(Stored entries)
+++

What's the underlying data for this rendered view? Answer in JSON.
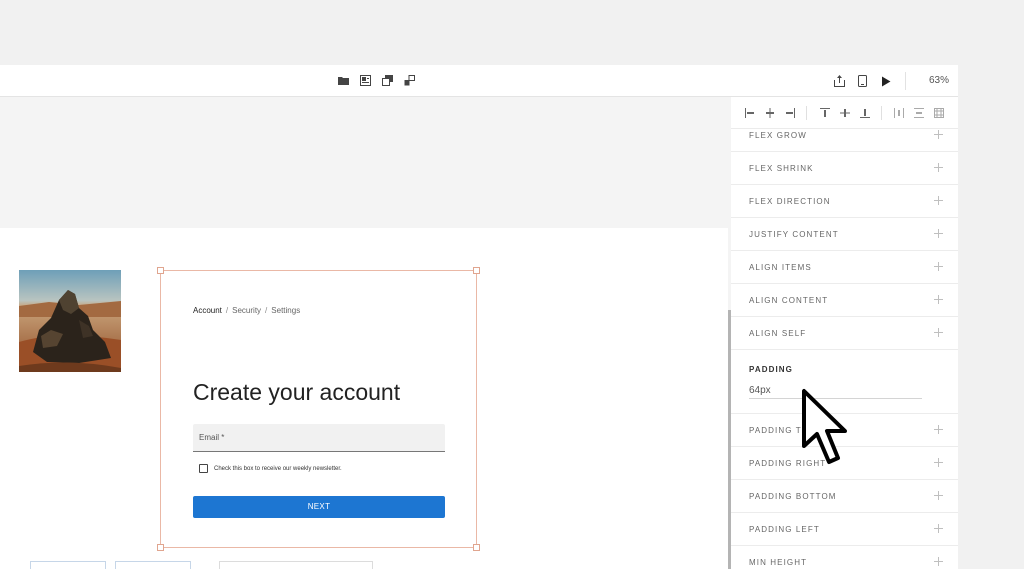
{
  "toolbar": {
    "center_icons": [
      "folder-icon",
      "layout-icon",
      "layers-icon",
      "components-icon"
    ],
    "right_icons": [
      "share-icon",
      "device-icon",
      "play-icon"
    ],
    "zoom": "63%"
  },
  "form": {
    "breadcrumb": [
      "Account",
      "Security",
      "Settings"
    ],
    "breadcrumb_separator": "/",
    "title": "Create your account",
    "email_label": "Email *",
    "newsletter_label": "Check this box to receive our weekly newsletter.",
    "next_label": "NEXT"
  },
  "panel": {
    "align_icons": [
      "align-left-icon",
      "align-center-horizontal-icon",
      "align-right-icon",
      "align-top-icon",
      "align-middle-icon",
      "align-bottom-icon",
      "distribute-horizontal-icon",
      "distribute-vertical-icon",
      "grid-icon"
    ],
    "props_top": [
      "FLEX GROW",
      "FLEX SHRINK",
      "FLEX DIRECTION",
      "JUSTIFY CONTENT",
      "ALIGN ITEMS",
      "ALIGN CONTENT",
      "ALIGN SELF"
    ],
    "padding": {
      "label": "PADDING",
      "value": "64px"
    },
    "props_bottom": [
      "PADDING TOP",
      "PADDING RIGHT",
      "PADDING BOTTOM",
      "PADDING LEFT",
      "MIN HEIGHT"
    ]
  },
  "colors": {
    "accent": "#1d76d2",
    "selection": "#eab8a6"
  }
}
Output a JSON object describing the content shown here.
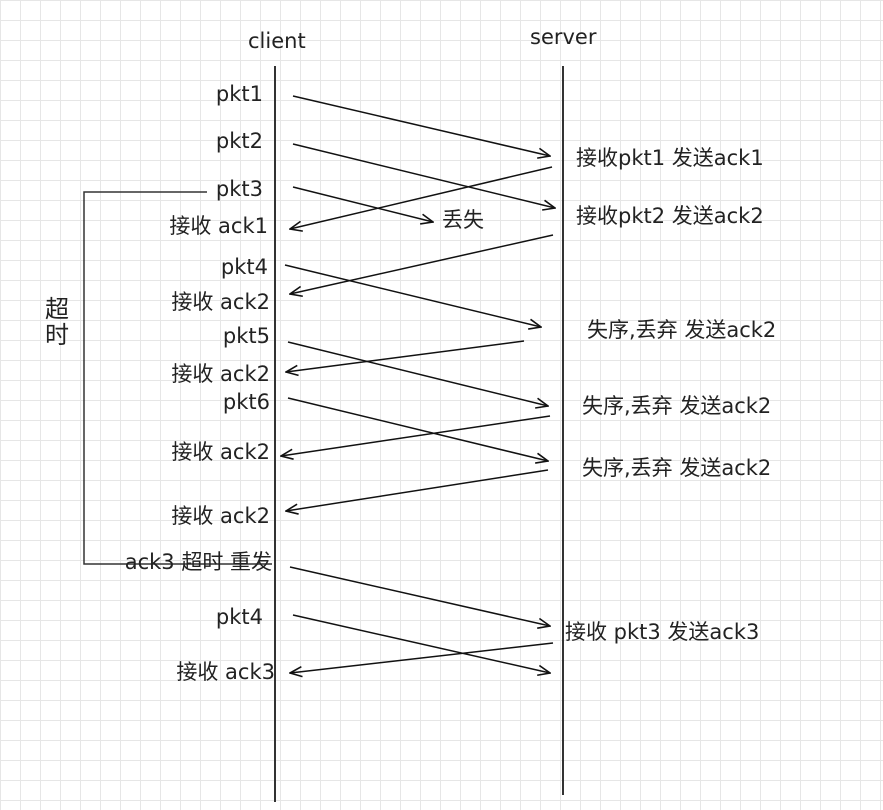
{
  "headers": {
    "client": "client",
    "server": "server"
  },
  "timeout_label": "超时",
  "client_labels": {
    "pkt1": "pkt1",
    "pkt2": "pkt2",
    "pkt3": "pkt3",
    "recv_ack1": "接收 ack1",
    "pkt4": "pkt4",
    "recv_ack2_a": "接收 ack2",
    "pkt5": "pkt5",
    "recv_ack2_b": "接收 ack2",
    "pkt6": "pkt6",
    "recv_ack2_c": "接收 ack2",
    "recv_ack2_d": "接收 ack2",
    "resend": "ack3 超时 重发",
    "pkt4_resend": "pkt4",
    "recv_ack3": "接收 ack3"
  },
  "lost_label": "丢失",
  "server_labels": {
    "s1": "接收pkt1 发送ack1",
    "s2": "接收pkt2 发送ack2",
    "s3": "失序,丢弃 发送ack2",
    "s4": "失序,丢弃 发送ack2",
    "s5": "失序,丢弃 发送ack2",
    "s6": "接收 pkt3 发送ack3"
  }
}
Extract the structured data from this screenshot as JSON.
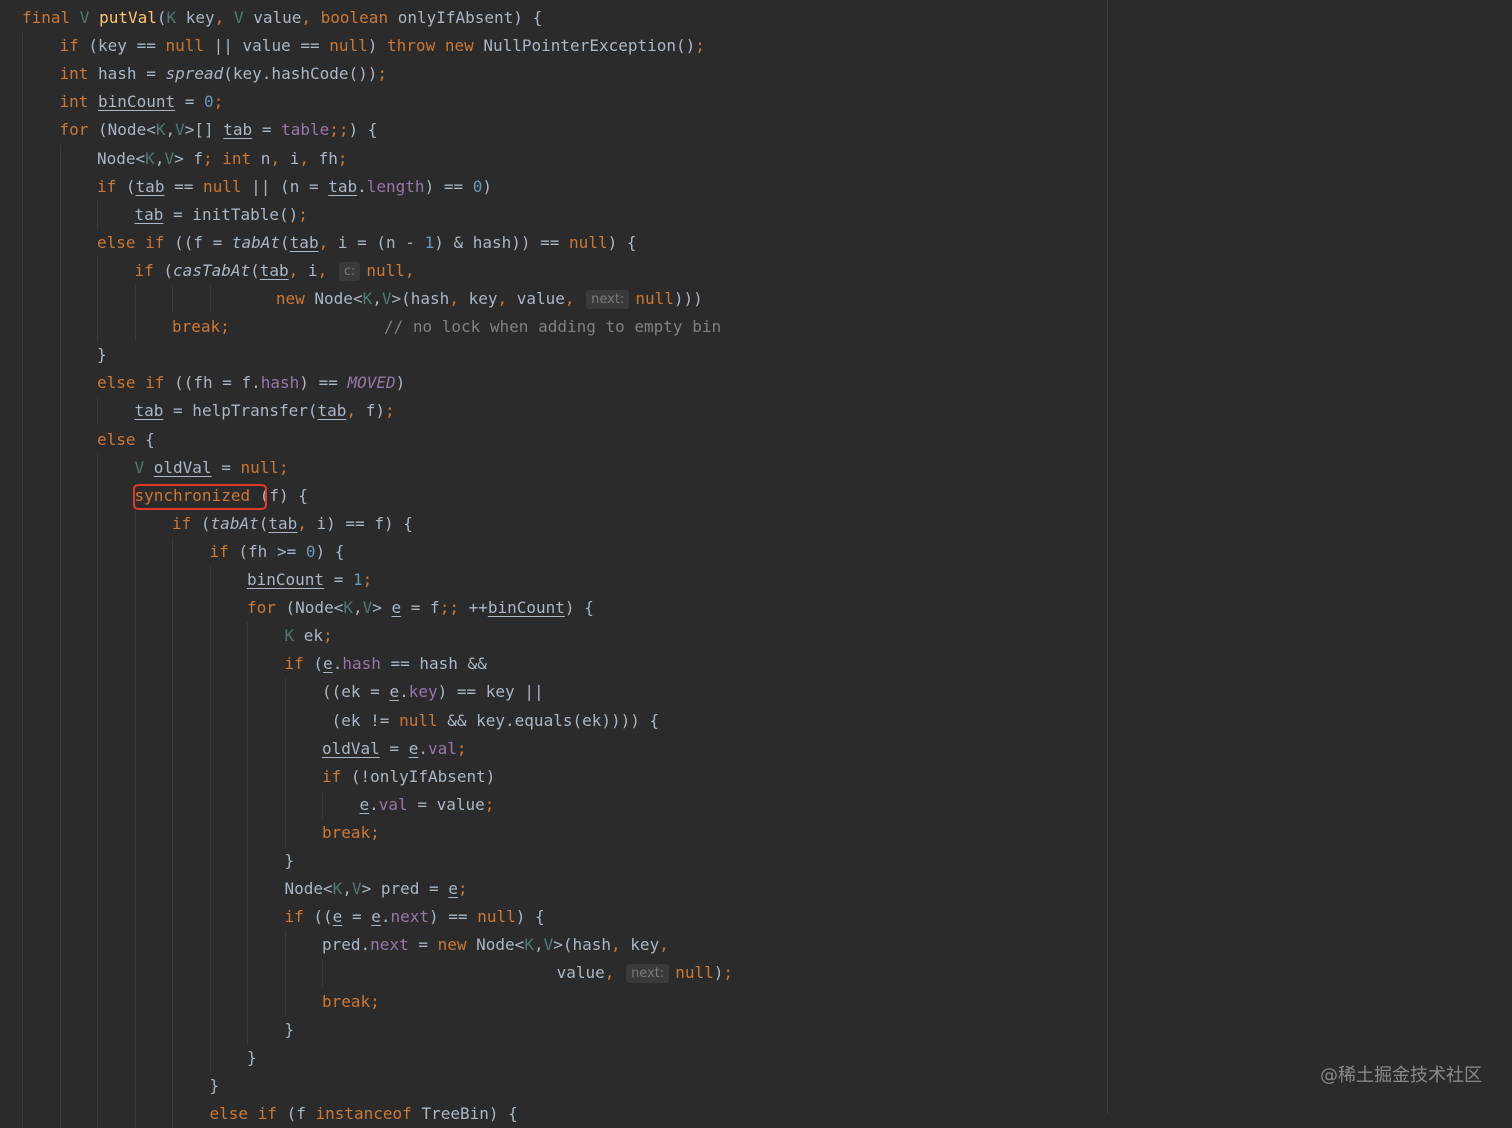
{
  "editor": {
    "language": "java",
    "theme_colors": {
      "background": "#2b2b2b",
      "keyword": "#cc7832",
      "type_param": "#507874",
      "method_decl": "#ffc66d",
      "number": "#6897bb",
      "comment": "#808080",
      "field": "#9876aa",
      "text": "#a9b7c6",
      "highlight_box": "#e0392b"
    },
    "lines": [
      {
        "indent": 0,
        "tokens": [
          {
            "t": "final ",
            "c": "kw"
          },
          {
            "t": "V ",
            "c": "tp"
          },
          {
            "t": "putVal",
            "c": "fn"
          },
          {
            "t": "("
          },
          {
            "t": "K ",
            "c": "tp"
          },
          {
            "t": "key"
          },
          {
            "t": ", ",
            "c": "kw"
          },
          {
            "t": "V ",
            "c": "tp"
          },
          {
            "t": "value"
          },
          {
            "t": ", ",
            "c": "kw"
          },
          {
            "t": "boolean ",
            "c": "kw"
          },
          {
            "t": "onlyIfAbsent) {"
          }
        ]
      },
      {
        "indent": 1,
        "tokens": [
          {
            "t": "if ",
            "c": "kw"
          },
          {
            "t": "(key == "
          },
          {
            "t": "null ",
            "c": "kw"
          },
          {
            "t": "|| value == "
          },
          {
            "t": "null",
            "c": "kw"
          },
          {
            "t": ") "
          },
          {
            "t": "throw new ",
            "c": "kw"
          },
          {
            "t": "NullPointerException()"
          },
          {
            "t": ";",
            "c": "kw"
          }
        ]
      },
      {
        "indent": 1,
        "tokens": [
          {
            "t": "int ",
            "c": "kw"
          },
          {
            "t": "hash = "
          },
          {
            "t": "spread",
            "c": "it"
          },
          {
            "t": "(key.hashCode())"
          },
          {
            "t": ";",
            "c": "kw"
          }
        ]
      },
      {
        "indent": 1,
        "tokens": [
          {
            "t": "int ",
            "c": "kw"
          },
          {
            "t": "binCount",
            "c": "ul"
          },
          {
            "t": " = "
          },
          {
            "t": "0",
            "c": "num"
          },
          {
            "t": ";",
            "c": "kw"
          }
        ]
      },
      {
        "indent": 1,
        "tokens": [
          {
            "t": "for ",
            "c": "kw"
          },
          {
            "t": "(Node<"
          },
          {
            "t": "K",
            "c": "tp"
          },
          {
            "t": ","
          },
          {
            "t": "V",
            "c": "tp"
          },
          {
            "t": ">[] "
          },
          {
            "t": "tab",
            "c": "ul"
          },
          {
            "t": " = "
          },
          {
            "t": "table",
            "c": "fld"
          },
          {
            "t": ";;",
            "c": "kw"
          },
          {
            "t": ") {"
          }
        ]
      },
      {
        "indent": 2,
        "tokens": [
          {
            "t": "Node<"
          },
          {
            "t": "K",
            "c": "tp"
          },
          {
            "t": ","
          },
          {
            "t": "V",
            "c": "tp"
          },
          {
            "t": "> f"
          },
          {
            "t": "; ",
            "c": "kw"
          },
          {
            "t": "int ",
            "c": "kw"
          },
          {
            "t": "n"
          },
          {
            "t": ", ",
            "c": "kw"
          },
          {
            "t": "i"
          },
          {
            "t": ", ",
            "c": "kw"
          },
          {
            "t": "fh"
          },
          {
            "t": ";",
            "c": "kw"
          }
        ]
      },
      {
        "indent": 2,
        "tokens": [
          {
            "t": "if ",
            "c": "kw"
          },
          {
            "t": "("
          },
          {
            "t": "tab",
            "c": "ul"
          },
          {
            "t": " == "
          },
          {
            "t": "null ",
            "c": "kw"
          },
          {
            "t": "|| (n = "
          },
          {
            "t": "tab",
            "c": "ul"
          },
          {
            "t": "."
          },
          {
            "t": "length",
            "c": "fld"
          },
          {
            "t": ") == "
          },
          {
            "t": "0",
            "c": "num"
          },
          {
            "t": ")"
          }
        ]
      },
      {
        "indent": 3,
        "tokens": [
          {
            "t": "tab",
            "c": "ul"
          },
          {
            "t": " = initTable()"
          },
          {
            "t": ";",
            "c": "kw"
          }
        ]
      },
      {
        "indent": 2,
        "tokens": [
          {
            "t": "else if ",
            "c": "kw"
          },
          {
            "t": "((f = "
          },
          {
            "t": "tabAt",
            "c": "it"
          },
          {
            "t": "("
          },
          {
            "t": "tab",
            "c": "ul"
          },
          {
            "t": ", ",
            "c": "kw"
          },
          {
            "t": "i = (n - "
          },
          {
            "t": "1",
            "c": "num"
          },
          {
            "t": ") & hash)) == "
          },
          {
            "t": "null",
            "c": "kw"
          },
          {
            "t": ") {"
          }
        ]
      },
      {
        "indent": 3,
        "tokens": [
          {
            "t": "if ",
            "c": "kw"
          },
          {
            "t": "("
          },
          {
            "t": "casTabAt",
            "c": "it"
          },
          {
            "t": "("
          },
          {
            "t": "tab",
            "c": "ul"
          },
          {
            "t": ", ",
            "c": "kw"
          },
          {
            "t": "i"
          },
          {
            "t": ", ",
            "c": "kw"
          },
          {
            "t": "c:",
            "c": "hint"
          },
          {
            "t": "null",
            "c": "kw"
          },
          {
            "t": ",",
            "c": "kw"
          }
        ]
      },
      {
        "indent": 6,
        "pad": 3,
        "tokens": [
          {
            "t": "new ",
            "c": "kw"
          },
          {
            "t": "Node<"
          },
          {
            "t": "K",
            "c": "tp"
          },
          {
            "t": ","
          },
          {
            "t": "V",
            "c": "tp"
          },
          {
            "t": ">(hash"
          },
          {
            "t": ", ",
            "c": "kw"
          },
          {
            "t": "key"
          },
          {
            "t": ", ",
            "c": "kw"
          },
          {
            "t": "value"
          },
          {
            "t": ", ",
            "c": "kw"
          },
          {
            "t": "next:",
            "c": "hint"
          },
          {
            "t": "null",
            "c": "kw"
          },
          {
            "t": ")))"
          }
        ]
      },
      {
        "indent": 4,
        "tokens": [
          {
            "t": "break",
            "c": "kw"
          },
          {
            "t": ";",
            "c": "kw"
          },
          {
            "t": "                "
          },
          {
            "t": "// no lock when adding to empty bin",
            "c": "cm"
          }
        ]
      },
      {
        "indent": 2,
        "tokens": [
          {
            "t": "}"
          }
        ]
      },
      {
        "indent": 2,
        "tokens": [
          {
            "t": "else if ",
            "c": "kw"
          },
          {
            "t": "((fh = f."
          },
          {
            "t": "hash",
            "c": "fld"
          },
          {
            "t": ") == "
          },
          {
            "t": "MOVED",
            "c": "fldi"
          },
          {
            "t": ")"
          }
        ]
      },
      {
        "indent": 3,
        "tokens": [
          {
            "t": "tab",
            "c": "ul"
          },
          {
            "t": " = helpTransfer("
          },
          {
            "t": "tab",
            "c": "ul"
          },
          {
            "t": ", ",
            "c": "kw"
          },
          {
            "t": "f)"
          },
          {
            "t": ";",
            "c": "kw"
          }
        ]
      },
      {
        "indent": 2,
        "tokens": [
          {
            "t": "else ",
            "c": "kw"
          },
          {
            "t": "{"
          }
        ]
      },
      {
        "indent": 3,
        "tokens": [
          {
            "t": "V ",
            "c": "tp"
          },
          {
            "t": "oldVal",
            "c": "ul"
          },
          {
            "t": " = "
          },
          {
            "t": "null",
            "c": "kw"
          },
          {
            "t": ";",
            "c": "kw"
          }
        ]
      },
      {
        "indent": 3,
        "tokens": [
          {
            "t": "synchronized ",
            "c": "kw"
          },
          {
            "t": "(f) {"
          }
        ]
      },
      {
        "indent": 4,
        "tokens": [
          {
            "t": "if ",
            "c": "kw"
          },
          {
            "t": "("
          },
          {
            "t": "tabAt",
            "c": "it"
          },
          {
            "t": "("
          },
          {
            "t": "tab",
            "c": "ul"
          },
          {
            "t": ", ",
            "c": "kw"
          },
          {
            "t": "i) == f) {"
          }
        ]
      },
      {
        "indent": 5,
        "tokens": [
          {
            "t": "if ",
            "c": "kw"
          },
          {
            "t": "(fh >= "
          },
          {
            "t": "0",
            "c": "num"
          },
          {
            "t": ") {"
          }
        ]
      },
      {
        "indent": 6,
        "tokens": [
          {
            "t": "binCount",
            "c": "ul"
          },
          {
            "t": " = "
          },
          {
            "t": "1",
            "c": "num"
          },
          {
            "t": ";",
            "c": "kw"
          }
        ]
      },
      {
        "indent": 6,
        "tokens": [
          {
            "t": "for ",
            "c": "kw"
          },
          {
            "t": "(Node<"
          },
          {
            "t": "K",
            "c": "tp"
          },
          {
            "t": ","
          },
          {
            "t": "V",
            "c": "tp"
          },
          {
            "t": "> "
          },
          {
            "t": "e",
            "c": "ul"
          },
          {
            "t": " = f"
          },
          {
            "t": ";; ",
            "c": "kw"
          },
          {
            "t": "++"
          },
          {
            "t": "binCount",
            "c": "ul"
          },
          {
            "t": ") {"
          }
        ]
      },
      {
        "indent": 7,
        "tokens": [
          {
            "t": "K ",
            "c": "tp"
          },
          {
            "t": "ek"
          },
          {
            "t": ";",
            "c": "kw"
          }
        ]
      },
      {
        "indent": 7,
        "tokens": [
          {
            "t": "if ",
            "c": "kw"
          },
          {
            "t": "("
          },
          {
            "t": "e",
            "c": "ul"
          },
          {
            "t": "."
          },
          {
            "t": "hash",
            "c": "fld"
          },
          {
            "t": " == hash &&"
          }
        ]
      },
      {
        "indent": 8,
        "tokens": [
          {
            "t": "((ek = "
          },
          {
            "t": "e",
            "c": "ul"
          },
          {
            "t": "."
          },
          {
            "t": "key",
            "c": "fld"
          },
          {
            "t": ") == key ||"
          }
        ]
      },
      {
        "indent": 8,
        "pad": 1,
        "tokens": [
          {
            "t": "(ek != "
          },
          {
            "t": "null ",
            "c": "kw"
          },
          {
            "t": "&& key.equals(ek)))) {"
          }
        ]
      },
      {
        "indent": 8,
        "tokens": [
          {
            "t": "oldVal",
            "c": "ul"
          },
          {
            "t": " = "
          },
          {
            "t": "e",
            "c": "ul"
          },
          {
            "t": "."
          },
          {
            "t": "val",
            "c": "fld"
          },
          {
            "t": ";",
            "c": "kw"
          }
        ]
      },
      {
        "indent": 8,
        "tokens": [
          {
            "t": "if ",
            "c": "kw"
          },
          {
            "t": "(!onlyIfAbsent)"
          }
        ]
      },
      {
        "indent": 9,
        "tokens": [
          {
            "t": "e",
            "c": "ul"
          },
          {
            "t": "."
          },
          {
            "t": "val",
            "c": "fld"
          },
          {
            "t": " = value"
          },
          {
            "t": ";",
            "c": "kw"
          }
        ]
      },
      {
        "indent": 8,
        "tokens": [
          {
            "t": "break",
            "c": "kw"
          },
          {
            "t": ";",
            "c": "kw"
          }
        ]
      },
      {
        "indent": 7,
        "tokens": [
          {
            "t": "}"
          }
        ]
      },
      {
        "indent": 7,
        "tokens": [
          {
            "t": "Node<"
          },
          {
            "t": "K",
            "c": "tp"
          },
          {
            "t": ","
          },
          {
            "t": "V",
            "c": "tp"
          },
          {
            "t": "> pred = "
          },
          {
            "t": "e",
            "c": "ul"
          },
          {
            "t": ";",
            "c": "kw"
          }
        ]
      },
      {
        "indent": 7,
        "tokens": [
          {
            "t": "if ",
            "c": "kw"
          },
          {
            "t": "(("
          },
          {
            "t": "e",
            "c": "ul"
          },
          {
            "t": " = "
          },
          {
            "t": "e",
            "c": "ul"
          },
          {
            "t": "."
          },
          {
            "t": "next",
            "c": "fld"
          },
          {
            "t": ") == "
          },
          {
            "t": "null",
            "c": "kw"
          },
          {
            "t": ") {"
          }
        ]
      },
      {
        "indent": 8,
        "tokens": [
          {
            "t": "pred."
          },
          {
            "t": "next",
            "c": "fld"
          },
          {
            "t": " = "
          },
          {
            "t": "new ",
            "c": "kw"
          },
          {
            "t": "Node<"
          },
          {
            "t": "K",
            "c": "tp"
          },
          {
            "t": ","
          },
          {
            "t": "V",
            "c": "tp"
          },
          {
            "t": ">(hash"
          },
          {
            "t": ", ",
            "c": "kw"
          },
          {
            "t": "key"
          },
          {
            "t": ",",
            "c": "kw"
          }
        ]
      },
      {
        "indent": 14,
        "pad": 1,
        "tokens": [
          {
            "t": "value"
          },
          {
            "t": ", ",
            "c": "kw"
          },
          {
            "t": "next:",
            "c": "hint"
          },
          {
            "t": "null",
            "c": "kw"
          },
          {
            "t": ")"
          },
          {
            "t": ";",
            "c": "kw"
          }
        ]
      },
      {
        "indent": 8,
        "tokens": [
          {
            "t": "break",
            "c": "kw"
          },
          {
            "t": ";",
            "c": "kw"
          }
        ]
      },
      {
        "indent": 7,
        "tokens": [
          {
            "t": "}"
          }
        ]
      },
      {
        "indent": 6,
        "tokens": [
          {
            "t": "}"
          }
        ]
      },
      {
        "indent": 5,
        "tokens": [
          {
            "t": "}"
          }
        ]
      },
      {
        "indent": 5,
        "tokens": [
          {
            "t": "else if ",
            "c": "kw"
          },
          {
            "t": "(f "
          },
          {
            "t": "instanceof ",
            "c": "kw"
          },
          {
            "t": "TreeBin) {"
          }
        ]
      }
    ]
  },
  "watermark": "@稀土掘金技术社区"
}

+++

What to do |
From the material, report only how many lines include the word "distribute".

Answer to the task |
2